◆ REQUIRED TASK:
Output the material below unchanged, apart from leaving out the pictures.

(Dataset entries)
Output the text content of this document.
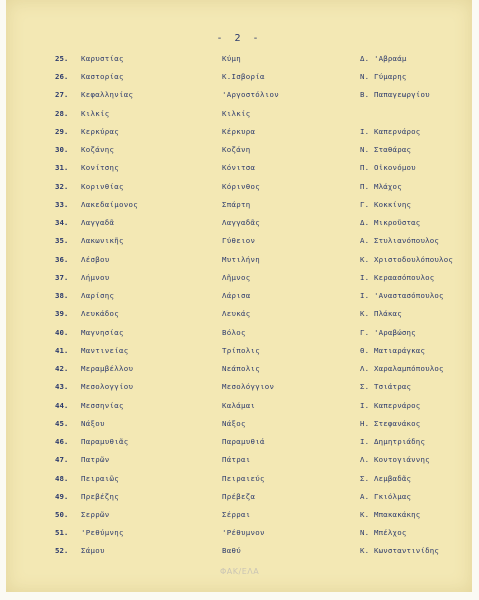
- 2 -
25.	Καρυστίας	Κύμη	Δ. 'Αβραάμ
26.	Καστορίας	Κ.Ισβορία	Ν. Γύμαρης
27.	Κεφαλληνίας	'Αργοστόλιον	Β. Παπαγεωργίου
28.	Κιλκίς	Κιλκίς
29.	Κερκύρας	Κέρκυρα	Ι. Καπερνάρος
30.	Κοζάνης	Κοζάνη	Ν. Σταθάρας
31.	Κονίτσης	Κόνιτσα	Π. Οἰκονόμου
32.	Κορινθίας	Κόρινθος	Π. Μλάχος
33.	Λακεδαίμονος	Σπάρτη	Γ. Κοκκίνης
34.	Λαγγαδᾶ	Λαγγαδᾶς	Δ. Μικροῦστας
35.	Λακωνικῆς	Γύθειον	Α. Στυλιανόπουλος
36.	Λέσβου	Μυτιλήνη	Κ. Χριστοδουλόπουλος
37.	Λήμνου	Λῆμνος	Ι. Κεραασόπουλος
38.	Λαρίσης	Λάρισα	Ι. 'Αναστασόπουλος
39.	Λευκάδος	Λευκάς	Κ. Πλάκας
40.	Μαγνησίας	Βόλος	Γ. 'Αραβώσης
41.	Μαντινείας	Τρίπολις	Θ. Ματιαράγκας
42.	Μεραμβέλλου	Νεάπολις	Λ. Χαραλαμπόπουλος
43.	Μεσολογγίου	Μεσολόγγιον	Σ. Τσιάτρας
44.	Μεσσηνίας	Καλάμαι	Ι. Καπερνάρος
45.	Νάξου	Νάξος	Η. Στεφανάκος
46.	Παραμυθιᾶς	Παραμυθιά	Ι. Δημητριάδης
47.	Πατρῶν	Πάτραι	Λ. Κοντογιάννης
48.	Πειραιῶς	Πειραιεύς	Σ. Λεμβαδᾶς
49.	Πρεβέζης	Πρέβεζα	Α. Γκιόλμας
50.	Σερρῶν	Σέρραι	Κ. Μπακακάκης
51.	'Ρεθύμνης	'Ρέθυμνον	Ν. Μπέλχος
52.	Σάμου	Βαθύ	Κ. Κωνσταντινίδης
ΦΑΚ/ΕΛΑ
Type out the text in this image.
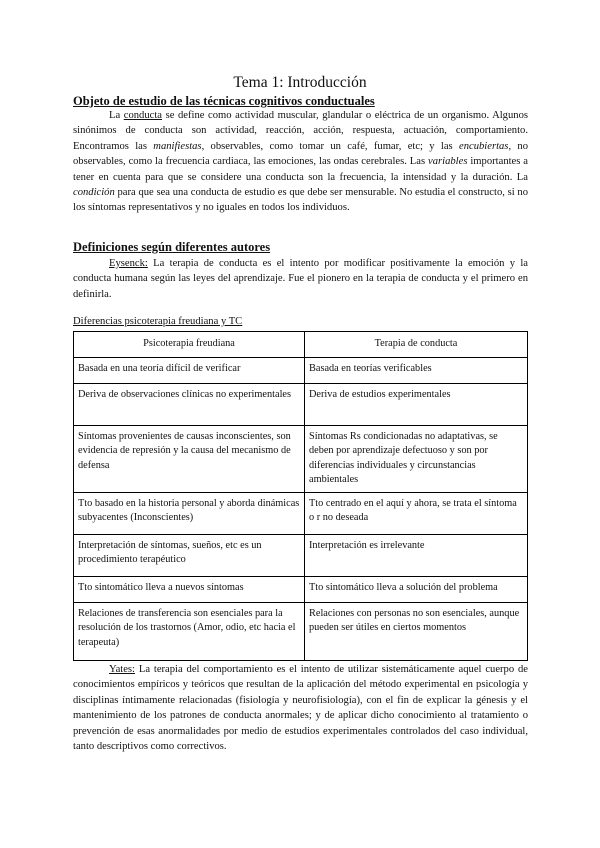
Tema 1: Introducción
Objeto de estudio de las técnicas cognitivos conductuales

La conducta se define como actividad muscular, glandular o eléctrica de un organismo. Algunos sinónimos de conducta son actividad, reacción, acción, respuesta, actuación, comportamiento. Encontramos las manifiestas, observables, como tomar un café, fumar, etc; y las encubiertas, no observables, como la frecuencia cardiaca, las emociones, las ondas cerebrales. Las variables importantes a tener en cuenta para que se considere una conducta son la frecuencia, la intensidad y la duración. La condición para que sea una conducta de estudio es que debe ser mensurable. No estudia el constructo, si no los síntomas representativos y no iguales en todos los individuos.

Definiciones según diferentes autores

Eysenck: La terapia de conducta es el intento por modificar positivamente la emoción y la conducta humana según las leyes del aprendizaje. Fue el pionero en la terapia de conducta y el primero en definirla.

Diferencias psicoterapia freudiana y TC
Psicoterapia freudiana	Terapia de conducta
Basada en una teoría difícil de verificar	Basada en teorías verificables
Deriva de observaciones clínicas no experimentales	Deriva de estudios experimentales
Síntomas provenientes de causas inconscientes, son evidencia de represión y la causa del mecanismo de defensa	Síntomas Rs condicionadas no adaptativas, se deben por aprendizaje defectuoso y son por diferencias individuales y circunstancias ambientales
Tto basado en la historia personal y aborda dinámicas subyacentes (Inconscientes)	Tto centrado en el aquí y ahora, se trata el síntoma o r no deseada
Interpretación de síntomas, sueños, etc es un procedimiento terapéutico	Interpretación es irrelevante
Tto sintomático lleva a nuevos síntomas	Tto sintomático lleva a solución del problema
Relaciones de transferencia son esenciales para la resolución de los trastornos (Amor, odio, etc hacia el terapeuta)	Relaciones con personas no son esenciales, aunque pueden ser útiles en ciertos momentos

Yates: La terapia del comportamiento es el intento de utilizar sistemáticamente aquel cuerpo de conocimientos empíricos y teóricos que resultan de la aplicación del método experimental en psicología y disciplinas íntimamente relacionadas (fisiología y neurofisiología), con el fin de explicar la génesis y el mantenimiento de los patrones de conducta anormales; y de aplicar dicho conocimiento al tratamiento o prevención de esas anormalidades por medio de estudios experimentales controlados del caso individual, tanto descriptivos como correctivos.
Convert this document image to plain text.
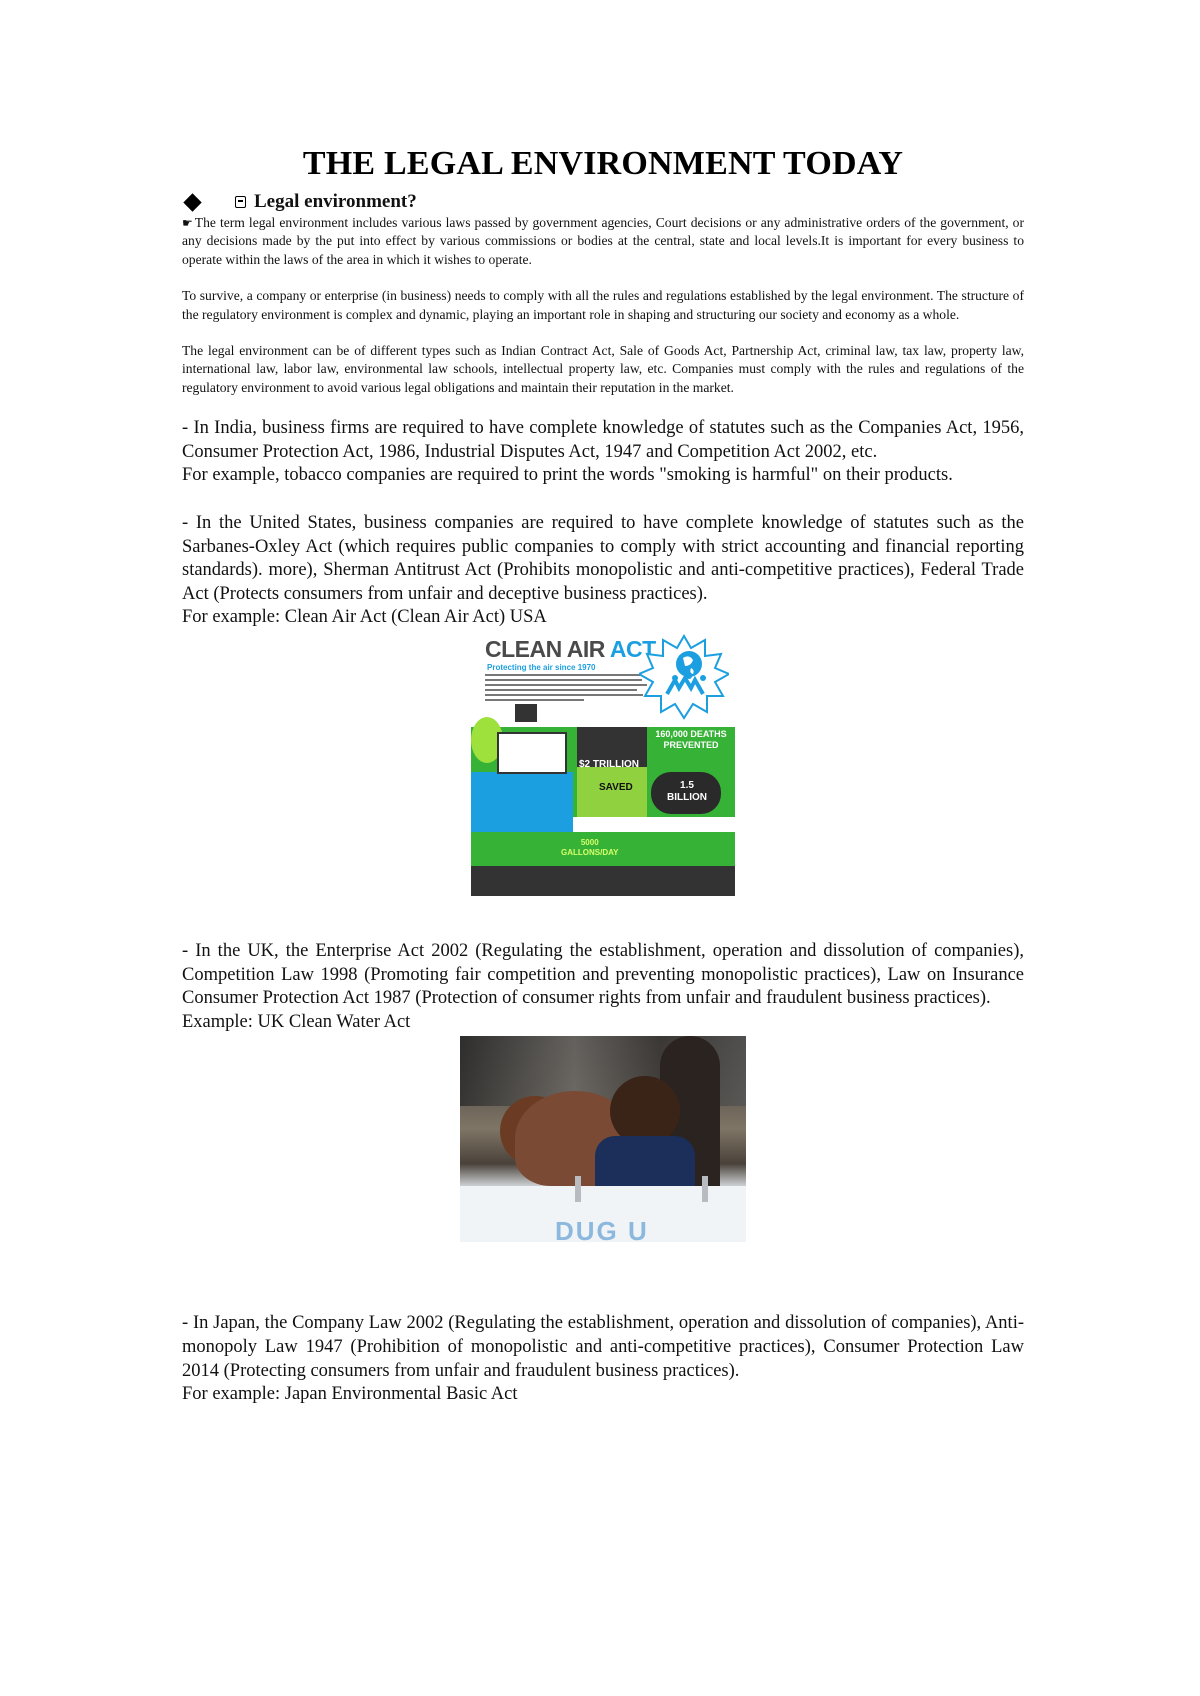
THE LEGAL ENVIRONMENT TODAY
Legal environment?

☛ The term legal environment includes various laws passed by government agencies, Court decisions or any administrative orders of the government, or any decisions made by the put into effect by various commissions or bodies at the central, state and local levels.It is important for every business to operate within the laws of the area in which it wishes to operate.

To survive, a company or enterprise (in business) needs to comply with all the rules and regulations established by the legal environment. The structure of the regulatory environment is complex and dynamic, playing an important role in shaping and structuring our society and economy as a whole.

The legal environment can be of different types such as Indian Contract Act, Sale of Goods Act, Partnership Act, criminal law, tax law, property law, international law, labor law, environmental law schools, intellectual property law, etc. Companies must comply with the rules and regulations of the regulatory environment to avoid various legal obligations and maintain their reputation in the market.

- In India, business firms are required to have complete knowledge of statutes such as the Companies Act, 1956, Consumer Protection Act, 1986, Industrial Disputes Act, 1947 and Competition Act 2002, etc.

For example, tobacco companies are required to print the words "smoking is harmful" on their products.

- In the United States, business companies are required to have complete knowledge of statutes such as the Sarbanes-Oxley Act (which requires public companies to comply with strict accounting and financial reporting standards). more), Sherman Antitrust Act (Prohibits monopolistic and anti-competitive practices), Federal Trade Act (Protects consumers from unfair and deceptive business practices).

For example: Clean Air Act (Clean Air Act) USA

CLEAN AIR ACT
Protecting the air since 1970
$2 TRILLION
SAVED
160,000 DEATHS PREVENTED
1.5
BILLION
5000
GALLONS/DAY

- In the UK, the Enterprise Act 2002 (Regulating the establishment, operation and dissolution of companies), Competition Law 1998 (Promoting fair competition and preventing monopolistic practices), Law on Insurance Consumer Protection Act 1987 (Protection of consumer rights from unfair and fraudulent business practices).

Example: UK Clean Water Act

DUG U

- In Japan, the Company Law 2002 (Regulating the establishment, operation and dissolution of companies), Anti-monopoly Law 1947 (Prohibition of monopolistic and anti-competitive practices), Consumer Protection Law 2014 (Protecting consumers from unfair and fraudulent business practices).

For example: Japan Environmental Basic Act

◆ REPLY:
Output the text content of this document.
- 2 -
25.	Καρυστίας	Κύμη	Δ. 'Αβραάμ
26.	Καστορίας	Κ.Ισβορία	Ν. Γύμαρης
27.	Κεφαλληνίας	'Αργοστόλιον	Β. Παπαγεωργίου
28.	Κιλκίς	Κιλκίς
29.	Κερκύρας	Κέρκυρα	Ι. Καπερνάρος
30.	Κοζάνης	Κοζάνη	Ν. Σταθάρας
31.	Κονίτσης	Κόνιτσα	Π. Οἰκονόμου
32.	Κορινθίας	Κόρινθος	Π. Μλάχος
33.	Λακεδαίμονος	Σπάρτη	Γ. Κοκκίνης
34.	Λαγγαδᾶ	Λαγγαδᾶς	Δ. Μικροῦστας
35.	Λακωνικῆς	Γύθειον	Α. Στυλιανόπουλος
36.	Λέσβου	Μυτιλήνη	Κ. Χριστοδουλόπουλος
37.	Λήμνου	Λῆμνος	Ι. Κεραασόπουλος
38.	Λαρίσης	Λάρισα	Ι. 'Αναστασόπουλος
39.	Λευκάδος	Λευκάς	Κ. Πλάκας
40.	Μαγνησίας	Βόλος	Γ. 'Αραβώσης
41.	Μαντινείας	Τρίπολις	Θ. Ματιαράγκας
42.	Μεραμβέλλου	Νεάπολις	Λ. Χαραλαμπόπουλος
43.	Μεσολογγίου	Μεσολόγγιον	Σ. Τσιάτρας
44.	Μεσσηνίας	Καλάμαι	Ι. Καπερνάρος
45.	Νάξου	Νάξος	Η. Στεφανάκος
46.	Παραμυθιᾶς	Παραμυθιά	Ι. Δημητριάδης
47.	Πατρῶν	Πάτραι	Λ. Κοντογιάννης
48.	Πειραιῶς	Πειραιεύς	Σ. Λεμβαδᾶς
49.	Πρεβέζης	Πρέβεζα	Α. Γκιόλμας
50.	Σερρῶν	Σέρραι	Κ. Μπακακάκης
51.	'Ρεθύμνης	'Ρέθυμνον	Ν. Μπέλχος
52.	Σάμου	Βαθύ	Κ. Κωνσταντινίδης
ΦΑΚ/ΕΛΑ
Type out the text in this image.
Tema 1: Introducción
Objeto de estudio de las técnicas cognitivos conductuales

La conducta se define como actividad muscular, glandular o eléctrica de un organismo. Algunos sinónimos de conducta son actividad, reacción, acción, respuesta, actuación, comportamiento. Encontramos las manifiestas, observables, como tomar un café, fumar, etc; y las encubiertas, no observables, como la frecuencia cardiaca, las emociones, las ondas cerebrales. Las variables importantes a tener en cuenta para que se considere una conducta son la frecuencia, la intensidad y la duración. La condición para que sea una conducta de estudio es que debe ser mensurable. No estudia el constructo, si no los síntomas representativos y no iguales en todos los individuos.

Definiciones según diferentes autores

Eysenck: La terapia de conducta es el intento por modificar positivamente la emoción y la conducta humana según las leyes del aprendizaje. Fue el pionero en la terapia de conducta y el primero en definirla.

Diferencias psicoterapia freudiana y TC
Psicoterapia freudiana	Terapia de conducta
Basada en una teoría difícil de verificar	Basada en teorías verificables
Deriva de observaciones clínicas no experimentales	Deriva de estudios experimentales
Síntomas provenientes de causas inconscientes, son evidencia de represión y la causa del mecanismo de defensa	Síntomas Rs condicionadas no adaptativas, se deben por aprendizaje defectuoso y son por diferencias individuales y circunstancias ambientales
Tto basado en la historia personal y aborda dinámicas subyacentes (Inconscientes)	Tto centrado en el aquí y ahora, se trata el síntoma o r no deseada
Interpretación de síntomas, sueños, etc es un procedimiento terapéutico	Interpretación es irrelevante
Tto sintomático lleva a nuevos síntomas	Tto sintomático lleva a solución del problema
Relaciones de transferencia son esenciales para la resolución de los trastornos (Amor, odio, etc hacia el terapeuta)	Relaciones con personas no son esenciales, aunque pueden ser útiles en ciertos momentos

Yates: La terapia del comportamiento es el intento de utilizar sistemáticamente aquel cuerpo de conocimientos empíricos y teóricos que resultan de la aplicación del método experimental en psicología y disciplinas íntimamente relacionadas (fisiología y neurofisiología), con el fin de explicar la génesis y el mantenimiento de los patrones de conducta anormales; y de aplicar dicho conocimiento al tratamiento o prevención de esas anormalidades por medio de estudios experimentales controlados del caso individual, tanto descriptivos como correctivos.
Convert this document image to plain text.
THE LEGAL ENVIRONMENT TODAY
Legal environment?

☛ The term legal environment includes various laws passed by government agencies, Court decisions or any administrative orders of the government, or any decisions made by the put into effect by various commissions or bodies at the central, state and local levels.It is important for every business to operate within the laws of the area in which it wishes to operate.

To survive, a company or enterprise (in business) needs to comply with all the rules and regulations established by the legal environment. The structure of the regulatory environment is complex and dynamic, playing an important role in shaping and structuring our society and economy as a whole.

The legal environment can be of different types such as Indian Contract Act, Sale of Goods Act, Partnership Act, criminal law, tax law, property law, international law, labor law, environmental law schools, intellectual property law, etc. Companies must comply with the rules and regulations of the regulatory environment to avoid various legal obligations and maintain their reputation in the market.

- In India, business firms are required to have complete knowledge of statutes such as the Companies Act, 1956, Consumer Protection Act, 1986, Industrial Disputes Act, 1947 and Competition Act 2002, etc.

For example, tobacco companies are required to print the words "smoking is harmful" on their products.

- In the United States, business companies are required to have complete knowledge of statutes such as the Sarbanes-Oxley Act (which requires public companies to comply with strict accounting and financial reporting standards). more), Sherman Antitrust Act (Prohibits monopolistic and anti-competitive practices), Federal Trade Act (Protects consumers from unfair and deceptive business practices).

For example: Clean Air Act (Clean Air Act) USA

CLEAN AIR ACT
Protecting the air since 1970
$2 TRILLION
SAVED
160,000 DEATHS PREVENTED
1.5
BILLION
5000
GALLONS/DAY

- In the UK, the Enterprise Act 2002 (Regulating the establishment, operation and dissolution of companies), Competition Law 1998 (Promoting fair competition and preventing monopolistic practices), Law on Insurance Consumer Protection Act 1987 (Protection of consumer rights from unfair and fraudulent business practices).

Example: UK Clean Water Act

DUG U

- In Japan, the Company Law 2002 (Regulating the establishment, operation and dissolution of companies), Anti-monopoly Law 1947 (Prohibition of monopolistic and anti-competitive practices), Consumer Protection Law 2014 (Protecting consumers from unfair and fraudulent business practices).

For example: Japan Environmental Basic Act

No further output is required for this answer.